* **Task**:
Wherever a line below holds the word "olduğu", copy that line.
-------- Exercise input --------
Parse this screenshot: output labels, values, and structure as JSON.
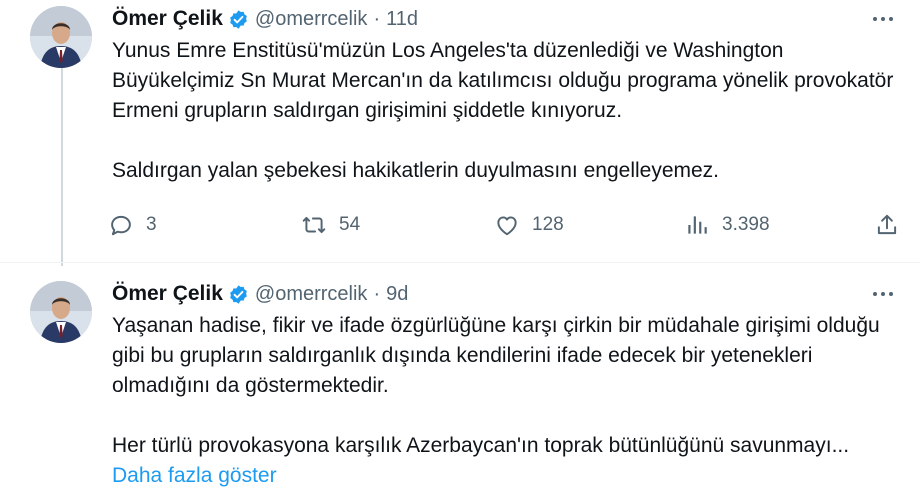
{
  "tweets": [
    {
      "author": "Ömer Çelik",
      "handle": "@omerrcelik",
      "separator": "·",
      "time": "11d",
      "paragraphs": [
        "Yunus Emre Enstitüsü'müzün Los Angeles'ta düzenlediği ve Washington Büyükelçimiz Sn Murat Mercan'ın da katılımcısı olduğu programa yönelik provokatör Ermeni grupların saldırgan girişimini şiddetle kınıyoruz.",
        "Saldırgan yalan şebekesi hakikatlerin duyulmasını engelleyemez."
      ],
      "actions": {
        "replies": "3",
        "retweets": "54",
        "likes": "128",
        "views": "3.398"
      }
    },
    {
      "author": "Ömer Çelik",
      "handle": "@omerrcelik",
      "separator": "·",
      "time": "9d",
      "paragraphs": [
        "Yaşanan hadise, fikir ve ifade özgürlüğüne karşı çirkin bir müdahale girişimi olduğu gibi bu grupların saldırganlık dışında kendilerini ifade edecek bir yetenekleri olmadığını da göstermektedir.",
        "Her türlü provokasyona karşılık Azerbaycan'ın toprak bütünlüğünü savunmayı..."
      ],
      "show_more": "Daha fazla göster"
    }
  ],
  "icons": [
    "reply-icon",
    "retweet-icon",
    "like-icon",
    "views-icon",
    "share-icon",
    "more-icon",
    "verified-badge-icon"
  ],
  "colors": {
    "accent": "#1d9bf0",
    "text": "#0f1419",
    "muted": "#536471",
    "border": "#eff3f4"
  }
}
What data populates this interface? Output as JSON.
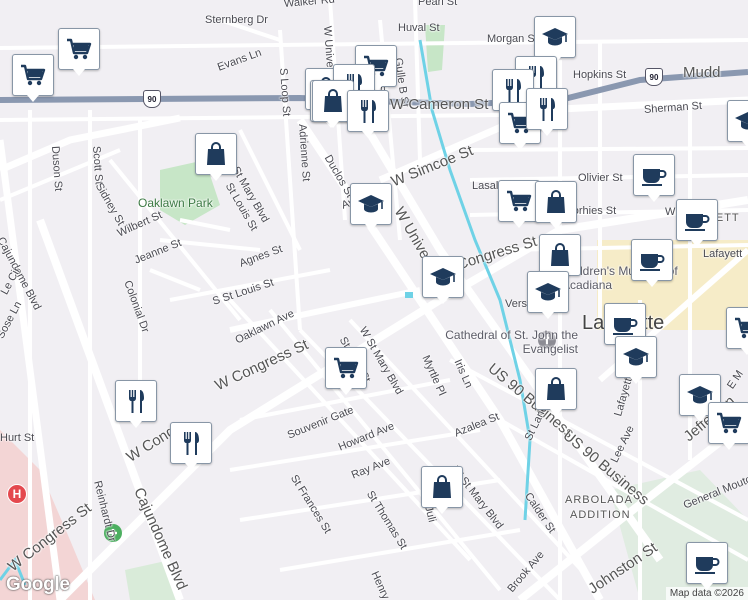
{
  "map": {
    "streets": [
      "Walker Rd",
      "Sternberg Dr",
      "Pearl St",
      "Huval St",
      "Morgan St",
      "Hopkins St",
      "Mudd",
      "Evans Ln",
      "S Loop St",
      "Adrienne St",
      "W Universit",
      "Belle St",
      "Gulle B St",
      "W Cameron St",
      "Sherman St",
      "Duson St",
      "Scott St",
      "W St Mary Blvd",
      "Duclos St",
      "W Simcoe St",
      "Olivier St",
      "Lasalle",
      "Vorhies St",
      "W",
      "Sidney St",
      "St Louis St",
      "Wilbert St",
      "Jeanne St",
      "Agnes St",
      "S St Louis St",
      "W University",
      "W Congress St",
      "Colonial Dr",
      "Cajundome Blvd",
      "Ave",
      "Oaklawn Ave",
      "Versailles Bl",
      "W Congress St",
      "W St Mary Blvd",
      "St John St",
      "Myrtle Pl",
      "Iris Ln",
      "US 90 Business",
      "US 90 Business",
      "Lafayette St",
      "Jefferson",
      "Souvenir Gate",
      "Howard Ave",
      "St Frances St",
      "Ray Ave",
      "St Thomas St",
      "Azalea St",
      "St Landry St",
      "W St Mary Blvd",
      "Lee Ave",
      "General Mouton",
      "Calder St",
      "Reinhardt Dr",
      "Cajundome Blvd",
      "W Congress St",
      "W Cong",
      "Brook Ave",
      "Johnston St",
      "Henry St",
      "Juli",
      "E M",
      "Sose Ln",
      "Hurt St",
      "Le Cir",
      "Lafayett"
    ],
    "places": [
      "Oaklawn Park",
      "Children's Museum of Acadiana",
      "Cathedral of St. John the Evangelist",
      "Lafayette",
      "ARBOLADA",
      "ADDITION",
      "AYETT"
    ],
    "highway_shields": [
      "90",
      "90"
    ],
    "attribution": "Map data ©2026",
    "logo": "Google"
  },
  "markers": [
    {
      "icon": "shopping-cart-icon"
    },
    {
      "icon": "shopping-cart-icon"
    },
    {
      "icon": "shopping-bag-icon"
    },
    {
      "icon": "graduation-cap-icon"
    },
    {
      "icon": "restaurant-icon"
    },
    {
      "icon": "shopping-cart-icon"
    },
    {
      "icon": "shopping-bag-icon"
    },
    {
      "icon": "restaurant-icon"
    },
    {
      "icon": "shopping-cart-icon"
    },
    {
      "icon": "shopping-bag-icon"
    },
    {
      "icon": "graduation-cap-icon"
    },
    {
      "icon": "graduation-cap-icon"
    },
    {
      "icon": "restaurant-icon"
    },
    {
      "icon": "restaurant-icon"
    },
    {
      "icon": "shopping-cart-icon"
    },
    {
      "icon": "restaurant-icon"
    },
    {
      "icon": "shopping-cart-icon"
    },
    {
      "icon": "shopping-bag-icon"
    },
    {
      "icon": "shopping-bag-icon"
    },
    {
      "icon": "graduation-cap-icon"
    },
    {
      "icon": "coffee-cup-icon"
    },
    {
      "icon": "coffee-cup-icon"
    },
    {
      "icon": "coffee-cup-icon"
    },
    {
      "icon": "coffee-cup-icon"
    },
    {
      "icon": "graduation-cap-icon"
    },
    {
      "icon": "shopping-cart-icon"
    },
    {
      "icon": "shopping-bag-icon"
    },
    {
      "icon": "graduation-cap-icon"
    },
    {
      "icon": "shopping-cart-icon"
    },
    {
      "icon": "restaurant-icon"
    },
    {
      "icon": "restaurant-icon"
    },
    {
      "icon": "shopping-cart-icon"
    },
    {
      "icon": "shopping-bag-icon"
    },
    {
      "icon": "coffee-cup-icon"
    },
    {
      "icon": "graduation-cap-icon"
    }
  ],
  "colors": {
    "land": "#f1eff3",
    "road": "#ffffff",
    "road_edge": "#d6d3dc",
    "highway": "#8a98b0",
    "park": "#c7e6c7",
    "water": "#6fd2e6",
    "downtown": "#f6ecc8",
    "hospital_area": "#f3d5d5",
    "marker_fill": "#1f3b5c"
  }
}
--------
* **Finished answer**:
        "Yunus Emre Enstitüsü'müzün Los Angeles'ta düzenlediği ve Washington Büyükelçimiz Sn Murat Mercan'ın da katılımcısı olduğu programa yönelik provokatör Ermeni grupların saldırgan girişimini şiddetle kınıyoruz.",
        "Yaşanan hadise, fikir ve ifade özgürlüğüne karşı çirkin bir müdahale girişimi olduğu gibi bu grupların saldırganlık dışında kendilerini ifade edecek bir yetenekleri olmadığını da göstermektedir.",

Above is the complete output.